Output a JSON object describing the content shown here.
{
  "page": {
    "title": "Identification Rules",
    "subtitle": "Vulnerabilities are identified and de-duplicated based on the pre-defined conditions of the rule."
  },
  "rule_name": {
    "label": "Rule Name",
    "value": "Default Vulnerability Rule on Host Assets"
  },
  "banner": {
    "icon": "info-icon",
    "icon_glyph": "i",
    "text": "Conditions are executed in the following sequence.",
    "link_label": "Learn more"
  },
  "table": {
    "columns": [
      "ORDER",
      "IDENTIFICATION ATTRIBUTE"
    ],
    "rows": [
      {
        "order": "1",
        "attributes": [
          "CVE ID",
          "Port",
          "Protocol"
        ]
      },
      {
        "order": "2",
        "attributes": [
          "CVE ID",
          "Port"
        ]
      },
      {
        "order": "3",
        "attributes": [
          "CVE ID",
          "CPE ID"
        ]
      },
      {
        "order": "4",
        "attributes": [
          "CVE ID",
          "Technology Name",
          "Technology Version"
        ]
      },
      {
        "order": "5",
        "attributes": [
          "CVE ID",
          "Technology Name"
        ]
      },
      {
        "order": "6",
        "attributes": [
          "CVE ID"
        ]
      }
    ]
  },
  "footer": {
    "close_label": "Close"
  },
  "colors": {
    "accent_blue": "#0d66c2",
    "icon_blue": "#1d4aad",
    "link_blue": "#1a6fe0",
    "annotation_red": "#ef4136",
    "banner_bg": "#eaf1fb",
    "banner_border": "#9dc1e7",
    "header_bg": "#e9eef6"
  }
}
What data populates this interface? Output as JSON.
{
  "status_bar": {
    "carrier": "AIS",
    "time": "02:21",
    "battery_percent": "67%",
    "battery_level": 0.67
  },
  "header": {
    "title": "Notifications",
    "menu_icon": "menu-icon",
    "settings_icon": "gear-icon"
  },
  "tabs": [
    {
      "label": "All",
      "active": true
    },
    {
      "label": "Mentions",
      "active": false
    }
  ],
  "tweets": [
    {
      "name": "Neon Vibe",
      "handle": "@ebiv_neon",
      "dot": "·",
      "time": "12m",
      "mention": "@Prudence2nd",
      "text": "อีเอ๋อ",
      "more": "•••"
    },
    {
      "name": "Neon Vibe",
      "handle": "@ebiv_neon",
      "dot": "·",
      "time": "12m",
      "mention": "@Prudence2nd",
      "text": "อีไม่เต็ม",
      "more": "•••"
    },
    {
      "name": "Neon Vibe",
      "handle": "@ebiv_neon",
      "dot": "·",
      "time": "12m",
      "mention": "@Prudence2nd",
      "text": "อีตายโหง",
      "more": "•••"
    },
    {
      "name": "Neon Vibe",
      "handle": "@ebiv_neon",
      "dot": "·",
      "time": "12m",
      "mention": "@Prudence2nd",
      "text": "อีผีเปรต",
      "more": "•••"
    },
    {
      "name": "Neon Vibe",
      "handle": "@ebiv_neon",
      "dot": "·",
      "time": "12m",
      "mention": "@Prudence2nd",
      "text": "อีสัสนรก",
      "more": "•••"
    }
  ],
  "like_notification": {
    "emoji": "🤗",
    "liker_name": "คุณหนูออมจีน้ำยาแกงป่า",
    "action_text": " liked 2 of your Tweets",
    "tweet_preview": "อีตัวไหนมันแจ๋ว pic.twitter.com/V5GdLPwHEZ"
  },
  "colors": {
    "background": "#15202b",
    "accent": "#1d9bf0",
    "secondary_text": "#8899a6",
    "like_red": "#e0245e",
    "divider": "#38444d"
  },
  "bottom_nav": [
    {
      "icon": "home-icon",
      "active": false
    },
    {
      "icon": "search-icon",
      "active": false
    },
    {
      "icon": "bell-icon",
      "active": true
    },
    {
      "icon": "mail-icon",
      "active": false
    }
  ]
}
******************************
WHAT IS ASKED →
Retype the data exactly as given.

THE ANSWER →
Output a JSON object describing the content shown here.
{
  "page": {
    "title": "Identification Rules",
    "subtitle": "Vulnerabilities are identified and de-duplicated based on the pre-defined conditions of the rule."
  },
  "rule_name": {
    "label": "Rule Name",
    "value": "Default Vulnerability Rule on Host Assets"
  },
  "banner": {
    "icon": "info-icon",
    "icon_glyph": "i",
    "text": "Conditions are executed in the following sequence.",
    "link_label": "Learn more"
  },
  "table": {
    "columns": [
      "ORDER",
      "IDENTIFICATION ATTRIBUTE"
    ],
    "rows": [
      {
        "order": "1",
        "attributes": [
          "CVE ID",
          "Port",
          "Protocol"
        ]
      },
      {
        "order": "2",
        "attributes": [
          "CVE ID",
          "Port"
        ]
      },
      {
        "order": "3",
        "attributes": [
          "CVE ID",
          "CPE ID"
        ]
      },
      {
        "order": "4",
        "attributes": [
          "CVE ID",
          "Technology Name",
          "Technology Version"
        ]
      },
      {
        "order": "5",
        "attributes": [
          "CVE ID",
          "Technology Name"
        ]
      },
      {
        "order": "6",
        "attributes": [
          "CVE ID"
        ]
      }
    ]
  },
  "footer": {
    "close_label": "Close"
  },
  "colors": {
    "accent_blue": "#0d66c2",
    "icon_blue": "#1d4aad",
    "link_blue": "#1a6fe0",
    "annotation_red": "#ef4136",
    "banner_bg": "#eaf1fb",
    "banner_border": "#9dc1e7",
    "header_bg": "#e9eef6"
  }
}
What data populates this interface? Output as JSON.
{
  "status_bar": {
    "carrier": "AIS",
    "time": "02:21",
    "battery_percent": "67%",
    "battery_level": 0.67
  },
  "header": {
    "title": "Notifications",
    "menu_icon": "menu-icon",
    "settings_icon": "gear-icon"
  },
  "tabs": [
    {
      "label": "All",
      "active": true
    },
    {
      "label": "Mentions",
      "active": false
    }
  ],
  "tweets": [
    {
      "name": "Neon Vibe",
      "handle": "@ebiv_neon",
      "dot": "·",
      "time": "12m",
      "mention": "@Prudence2nd",
      "text": "อีเอ๋อ",
      "more": "•••"
    },
    {
      "name": "Neon Vibe",
      "handle": "@ebiv_neon",
      "dot": "·",
      "time": "12m",
      "mention": "@Prudence2nd",
      "text": "อีไม่เต็ม",
      "more": "•••"
    },
    {
      "name": "Neon Vibe",
      "handle": "@ebiv_neon",
      "dot": "·",
      "time": "12m",
      "mention": "@Prudence2nd",
      "text": "อีตายโหง",
      "more": "•••"
    },
    {
      "name": "Neon Vibe",
      "handle": "@ebiv_neon",
      "dot": "·",
      "time": "12m",
      "mention": "@Prudence2nd",
      "text": "อีผีเปรต",
      "more": "•••"
    },
    {
      "name": "Neon Vibe",
      "handle": "@ebiv_neon",
      "dot": "·",
      "time": "12m",
      "mention": "@Prudence2nd",
      "text": "อีสัสนรก",
      "more": "•••"
    }
  ],
  "like_notification": {
    "emoji": "🤗",
    "liker_name": "คุณหนูออมจีน้ำยาแกงป่า",
    "action_text": " liked 2 of your Tweets",
    "tweet_preview": "อีตัวไหนมันแจ๋ว pic.twitter.com/V5GdLPwHEZ"
  },
  "colors": {
    "background": "#15202b",
    "accent": "#1d9bf0",
    "secondary_text": "#8899a6",
    "like_red": "#e0245e",
    "divider": "#38444d"
  },
  "bottom_nav": [
    {
      "icon": "home-icon",
      "active": false
    },
    {
      "icon": "search-icon",
      "active": false
    },
    {
      "icon": "bell-icon",
      "active": true
    },
    {
      "icon": "mail-icon",
      "active": false
    }
  ]
}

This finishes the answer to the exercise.